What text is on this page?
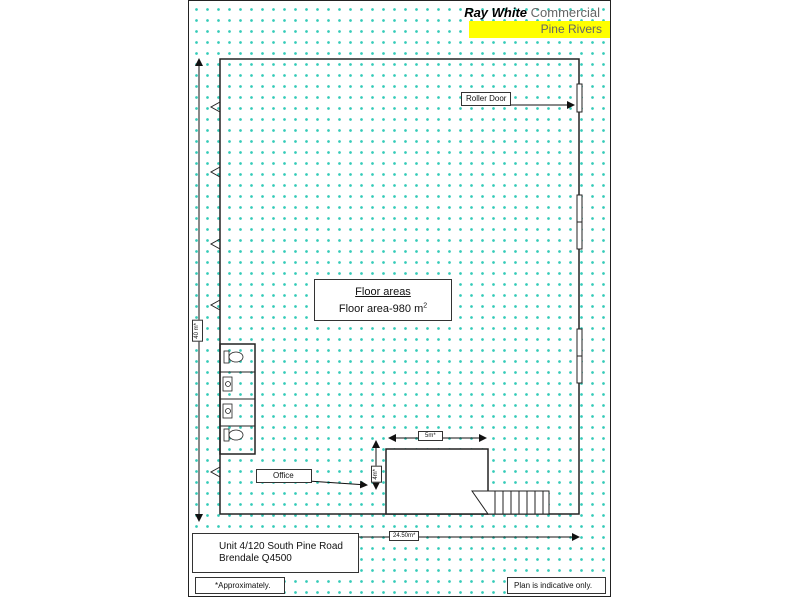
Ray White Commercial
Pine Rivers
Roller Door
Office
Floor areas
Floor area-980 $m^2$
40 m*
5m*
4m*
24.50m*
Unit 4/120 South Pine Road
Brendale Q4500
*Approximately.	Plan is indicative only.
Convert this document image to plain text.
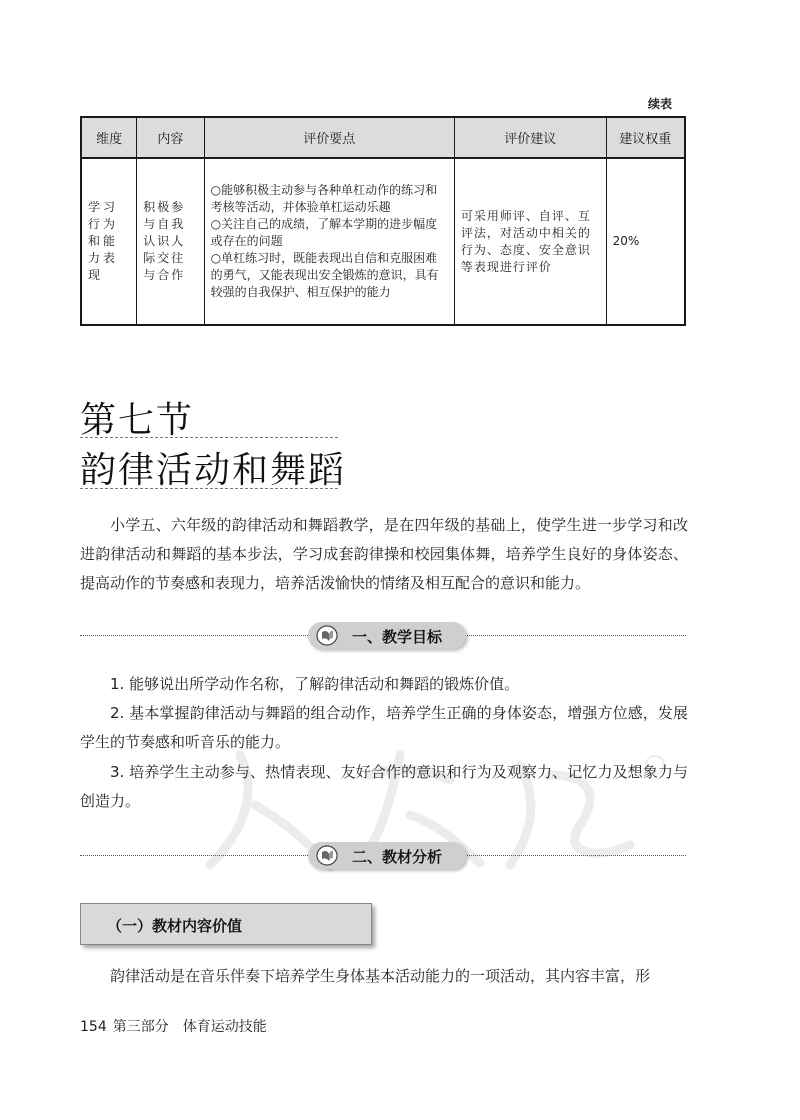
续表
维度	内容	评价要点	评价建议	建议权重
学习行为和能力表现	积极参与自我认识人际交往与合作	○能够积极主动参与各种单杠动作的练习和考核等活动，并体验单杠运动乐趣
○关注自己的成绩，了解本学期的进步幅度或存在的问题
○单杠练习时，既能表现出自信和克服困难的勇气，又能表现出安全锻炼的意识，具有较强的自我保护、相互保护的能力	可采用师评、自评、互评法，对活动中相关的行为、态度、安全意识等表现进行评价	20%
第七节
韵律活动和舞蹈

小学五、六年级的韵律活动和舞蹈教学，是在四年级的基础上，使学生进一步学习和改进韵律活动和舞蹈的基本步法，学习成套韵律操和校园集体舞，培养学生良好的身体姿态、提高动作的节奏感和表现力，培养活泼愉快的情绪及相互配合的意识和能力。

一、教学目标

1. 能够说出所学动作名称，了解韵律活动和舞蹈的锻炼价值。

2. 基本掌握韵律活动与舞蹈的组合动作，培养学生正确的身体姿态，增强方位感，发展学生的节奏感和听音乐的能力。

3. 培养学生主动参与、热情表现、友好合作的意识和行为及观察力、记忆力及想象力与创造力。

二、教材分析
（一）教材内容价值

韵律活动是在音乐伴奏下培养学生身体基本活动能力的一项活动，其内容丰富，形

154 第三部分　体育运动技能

| EXERCISE TASK |
Leave the pictures out and reproduce all of the records exactly.

| EXERCISE ANSWER |
What text is on this page?
Ray White Commercial
Pine Rivers
Roller Door
Office
Floor areas
Floor area-980 $m^2$
40 m*
5m*
4m*
24.50m*
Unit 4/120 South Pine Road
Brendale Q4500
*Approximately.	Plan is indicative only.
Convert this document image to plain text.
续表
维度	内容	评价要点	评价建议	建议权重
学习行为和能力表现	积极参与自我认识人际交往与合作	○能够积极主动参与各种单杠动作的练习和考核等活动，并体验单杠运动乐趣
○关注自己的成绩，了解本学期的进步幅度或存在的问题
○单杠练习时，既能表现出自信和克服困难的勇气，又能表现出安全锻炼的意识，具有较强的自我保护、相互保护的能力	可采用师评、自评、互评法，对活动中相关的行为、态度、安全意识等表现进行评价	20%
第七节
韵律活动和舞蹈

小学五、六年级的韵律活动和舞蹈教学，是在四年级的基础上，使学生进一步学习和改进韵律活动和舞蹈的基本步法，学习成套韵律操和校园集体舞，培养学生良好的身体姿态、提高动作的节奏感和表现力，培养活泼愉快的情绪及相互配合的意识和能力。

一、教学目标

1. 能够说出所学动作名称，了解韵律活动和舞蹈的锻炼价值。

2. 基本掌握韵律活动与舞蹈的组合动作，培养学生正确的身体姿态，增强方位感，发展学生的节奏感和听音乐的能力。

3. 培养学生主动参与、热情表现、友好合作的意识和行为及观察力、记忆力及想象力与创造力。

二、教材分析
（一）教材内容价值

韵律活动是在音乐伴奏下培养学生身体基本活动能力的一项活动，其内容丰富，形

154 第三部分　体育运动技能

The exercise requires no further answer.